- _Exercise requirements_:
Retype all the records with nothing changed.

Records about charts and figures
┄┄┄┄┄┄┄┄┄┄┄┄┄┄┄┄┄┄┄┄

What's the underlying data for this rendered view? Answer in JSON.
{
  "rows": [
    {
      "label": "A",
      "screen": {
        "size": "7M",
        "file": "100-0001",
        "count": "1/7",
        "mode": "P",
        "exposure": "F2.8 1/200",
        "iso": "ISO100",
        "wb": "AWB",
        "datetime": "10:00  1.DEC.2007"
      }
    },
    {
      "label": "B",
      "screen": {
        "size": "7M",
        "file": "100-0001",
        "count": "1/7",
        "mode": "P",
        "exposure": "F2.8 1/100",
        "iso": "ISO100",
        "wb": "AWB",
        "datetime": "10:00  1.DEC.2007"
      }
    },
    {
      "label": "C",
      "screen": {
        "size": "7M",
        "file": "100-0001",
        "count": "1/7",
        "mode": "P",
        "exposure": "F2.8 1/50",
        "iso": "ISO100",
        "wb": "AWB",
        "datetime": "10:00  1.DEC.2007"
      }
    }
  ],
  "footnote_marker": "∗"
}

┄┄┄┄┄┄┄┄┄┄┄┄┄┄┄┄┄┄┄┄

- _Solution_:
What's the underlying data for this rendered view? Answer in JSON.
{
  "rows": [
    {
      "label": "A",
      "screen": {
        "size": "7M",
        "file": "100-0001",
        "count": "1/7",
        "mode": "P",
        "exposure": "F2.8 1/200",
        "iso": "ISO100",
        "wb": "AWB",
        "datetime": "10:00  1.DEC.2007"
      }
    },
    {
      "label": "B",
      "screen": {
        "size": "7M",
        "file": "100-0001",
        "count": "1/7",
        "mode": "P",
        "exposure": "F2.8 1/100",
        "iso": "ISO100",
        "wb": "AWB",
        "datetime": "10:00  1.DEC.2007"
      }
    },
    {
      "label": "C",
      "screen": {
        "size": "7M",
        "file": "100-0001",
        "count": "1/7",
        "mode": "P",
        "exposure": "F2.8 1/50",
        "iso": "ISO100",
        "wb": "AWB",
        "datetime": "10:00  1.DEC.2007"
      }
    }
  ],
  "footnote_marker": "∗"
}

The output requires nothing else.